(Data records)
======
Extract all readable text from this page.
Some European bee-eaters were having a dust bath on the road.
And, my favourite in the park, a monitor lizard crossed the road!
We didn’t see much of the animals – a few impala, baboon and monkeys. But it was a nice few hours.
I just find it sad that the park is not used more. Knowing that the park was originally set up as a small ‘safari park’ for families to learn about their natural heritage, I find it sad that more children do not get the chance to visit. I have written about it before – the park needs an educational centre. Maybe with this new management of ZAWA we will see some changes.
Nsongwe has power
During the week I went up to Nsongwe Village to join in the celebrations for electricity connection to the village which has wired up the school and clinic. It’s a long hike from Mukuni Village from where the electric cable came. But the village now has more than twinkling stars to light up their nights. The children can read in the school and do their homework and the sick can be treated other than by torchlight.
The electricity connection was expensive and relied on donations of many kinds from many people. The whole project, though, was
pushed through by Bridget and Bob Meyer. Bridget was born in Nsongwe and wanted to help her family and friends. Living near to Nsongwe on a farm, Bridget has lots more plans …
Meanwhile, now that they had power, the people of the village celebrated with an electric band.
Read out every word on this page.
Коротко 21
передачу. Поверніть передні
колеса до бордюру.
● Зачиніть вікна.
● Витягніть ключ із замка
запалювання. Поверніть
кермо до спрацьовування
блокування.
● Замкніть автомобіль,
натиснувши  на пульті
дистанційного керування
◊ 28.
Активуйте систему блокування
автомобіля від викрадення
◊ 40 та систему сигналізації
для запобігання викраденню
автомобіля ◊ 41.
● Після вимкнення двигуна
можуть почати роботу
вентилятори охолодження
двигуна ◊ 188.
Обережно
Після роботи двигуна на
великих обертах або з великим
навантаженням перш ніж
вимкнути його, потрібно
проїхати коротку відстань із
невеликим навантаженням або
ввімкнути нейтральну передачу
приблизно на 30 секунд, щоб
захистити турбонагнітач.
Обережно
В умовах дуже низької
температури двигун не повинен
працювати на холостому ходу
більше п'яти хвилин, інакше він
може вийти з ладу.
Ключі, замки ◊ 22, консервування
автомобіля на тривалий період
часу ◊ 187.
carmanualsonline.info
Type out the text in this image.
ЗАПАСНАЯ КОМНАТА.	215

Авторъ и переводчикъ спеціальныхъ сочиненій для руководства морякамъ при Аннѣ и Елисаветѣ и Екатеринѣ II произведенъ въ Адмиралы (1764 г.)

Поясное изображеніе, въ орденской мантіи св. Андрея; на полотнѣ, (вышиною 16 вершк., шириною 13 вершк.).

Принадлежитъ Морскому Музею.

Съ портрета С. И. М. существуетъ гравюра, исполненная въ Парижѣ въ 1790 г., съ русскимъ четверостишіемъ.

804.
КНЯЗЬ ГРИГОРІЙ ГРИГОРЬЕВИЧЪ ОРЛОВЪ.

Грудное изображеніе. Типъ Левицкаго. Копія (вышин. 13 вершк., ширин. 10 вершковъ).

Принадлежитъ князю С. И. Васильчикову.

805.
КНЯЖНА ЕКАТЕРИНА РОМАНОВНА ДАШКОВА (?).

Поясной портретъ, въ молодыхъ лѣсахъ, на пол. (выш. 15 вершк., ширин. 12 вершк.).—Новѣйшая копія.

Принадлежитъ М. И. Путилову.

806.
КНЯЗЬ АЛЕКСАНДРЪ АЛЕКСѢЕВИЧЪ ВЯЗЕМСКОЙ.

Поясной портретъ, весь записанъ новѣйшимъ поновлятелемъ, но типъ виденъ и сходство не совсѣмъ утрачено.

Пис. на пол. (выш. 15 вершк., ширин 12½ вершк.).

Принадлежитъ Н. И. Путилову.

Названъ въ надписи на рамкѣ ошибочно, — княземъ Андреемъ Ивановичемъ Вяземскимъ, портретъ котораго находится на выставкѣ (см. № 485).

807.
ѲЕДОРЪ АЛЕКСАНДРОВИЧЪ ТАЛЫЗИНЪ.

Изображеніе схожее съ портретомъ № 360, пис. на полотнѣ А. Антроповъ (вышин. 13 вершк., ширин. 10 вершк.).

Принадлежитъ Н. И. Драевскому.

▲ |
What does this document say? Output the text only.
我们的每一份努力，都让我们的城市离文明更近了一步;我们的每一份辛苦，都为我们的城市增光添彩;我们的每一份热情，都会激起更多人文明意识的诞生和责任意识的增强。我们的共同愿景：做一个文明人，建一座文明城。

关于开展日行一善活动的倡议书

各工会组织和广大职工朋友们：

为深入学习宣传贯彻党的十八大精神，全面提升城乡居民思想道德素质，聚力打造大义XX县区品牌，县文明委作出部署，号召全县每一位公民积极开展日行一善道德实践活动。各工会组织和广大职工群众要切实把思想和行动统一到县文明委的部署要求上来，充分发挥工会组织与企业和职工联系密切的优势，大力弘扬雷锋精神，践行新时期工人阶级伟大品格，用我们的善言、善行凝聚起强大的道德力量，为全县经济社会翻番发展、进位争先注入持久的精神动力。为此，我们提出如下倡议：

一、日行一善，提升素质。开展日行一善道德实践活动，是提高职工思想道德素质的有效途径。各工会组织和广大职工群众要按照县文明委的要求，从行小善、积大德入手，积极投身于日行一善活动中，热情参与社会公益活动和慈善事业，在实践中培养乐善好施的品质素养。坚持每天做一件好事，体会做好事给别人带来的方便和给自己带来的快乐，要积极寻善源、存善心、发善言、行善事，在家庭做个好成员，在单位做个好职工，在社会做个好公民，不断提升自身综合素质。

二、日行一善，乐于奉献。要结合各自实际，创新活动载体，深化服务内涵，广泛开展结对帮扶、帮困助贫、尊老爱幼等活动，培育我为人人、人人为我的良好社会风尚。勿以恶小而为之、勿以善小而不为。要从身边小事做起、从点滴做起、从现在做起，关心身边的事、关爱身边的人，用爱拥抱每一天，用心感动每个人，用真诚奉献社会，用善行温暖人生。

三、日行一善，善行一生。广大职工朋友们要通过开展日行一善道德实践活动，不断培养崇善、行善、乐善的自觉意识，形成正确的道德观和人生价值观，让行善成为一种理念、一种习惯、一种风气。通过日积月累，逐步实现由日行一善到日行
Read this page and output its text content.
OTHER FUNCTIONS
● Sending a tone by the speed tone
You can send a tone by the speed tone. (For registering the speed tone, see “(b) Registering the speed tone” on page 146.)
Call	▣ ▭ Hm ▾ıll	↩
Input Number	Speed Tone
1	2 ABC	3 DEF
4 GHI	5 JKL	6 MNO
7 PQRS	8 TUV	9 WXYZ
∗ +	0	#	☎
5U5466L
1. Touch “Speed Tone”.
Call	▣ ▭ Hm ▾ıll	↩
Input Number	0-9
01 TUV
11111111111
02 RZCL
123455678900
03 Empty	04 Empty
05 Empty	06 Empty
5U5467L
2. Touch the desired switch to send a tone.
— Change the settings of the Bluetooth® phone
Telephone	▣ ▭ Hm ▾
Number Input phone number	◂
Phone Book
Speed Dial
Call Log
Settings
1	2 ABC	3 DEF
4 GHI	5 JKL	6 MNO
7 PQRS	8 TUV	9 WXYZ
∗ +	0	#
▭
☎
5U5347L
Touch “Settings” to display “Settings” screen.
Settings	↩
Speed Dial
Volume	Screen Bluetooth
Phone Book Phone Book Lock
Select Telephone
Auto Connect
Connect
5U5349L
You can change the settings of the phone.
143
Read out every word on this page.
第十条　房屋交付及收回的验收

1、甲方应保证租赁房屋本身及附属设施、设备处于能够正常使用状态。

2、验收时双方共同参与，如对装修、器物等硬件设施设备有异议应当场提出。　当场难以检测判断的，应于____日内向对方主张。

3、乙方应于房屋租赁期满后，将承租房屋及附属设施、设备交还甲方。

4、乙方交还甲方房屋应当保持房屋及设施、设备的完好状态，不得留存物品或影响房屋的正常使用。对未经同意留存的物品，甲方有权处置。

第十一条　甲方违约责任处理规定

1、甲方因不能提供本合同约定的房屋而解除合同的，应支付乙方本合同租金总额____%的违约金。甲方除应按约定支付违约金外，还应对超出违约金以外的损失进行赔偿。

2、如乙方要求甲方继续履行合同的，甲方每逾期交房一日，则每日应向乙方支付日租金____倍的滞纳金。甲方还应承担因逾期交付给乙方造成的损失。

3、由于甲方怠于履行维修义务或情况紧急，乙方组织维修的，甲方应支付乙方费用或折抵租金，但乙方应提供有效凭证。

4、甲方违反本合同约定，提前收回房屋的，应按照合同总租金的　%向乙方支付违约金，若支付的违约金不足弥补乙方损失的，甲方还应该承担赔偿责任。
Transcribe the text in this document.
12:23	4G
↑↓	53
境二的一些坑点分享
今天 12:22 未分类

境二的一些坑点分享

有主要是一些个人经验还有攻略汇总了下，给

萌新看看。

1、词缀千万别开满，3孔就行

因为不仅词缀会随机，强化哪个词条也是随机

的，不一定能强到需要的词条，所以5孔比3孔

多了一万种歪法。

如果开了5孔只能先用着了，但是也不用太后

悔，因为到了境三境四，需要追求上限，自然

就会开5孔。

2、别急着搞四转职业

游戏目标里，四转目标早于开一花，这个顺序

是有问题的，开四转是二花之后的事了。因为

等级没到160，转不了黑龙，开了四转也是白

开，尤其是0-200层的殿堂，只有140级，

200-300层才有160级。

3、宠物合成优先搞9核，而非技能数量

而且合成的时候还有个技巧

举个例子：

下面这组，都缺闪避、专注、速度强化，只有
======
» **PROBLEM TO WORK ON**: The lines above form a set of records; determine how many of them contain the string "Після" and give that number alone.

» **ANSWER TO THIS PROBLEM**: 2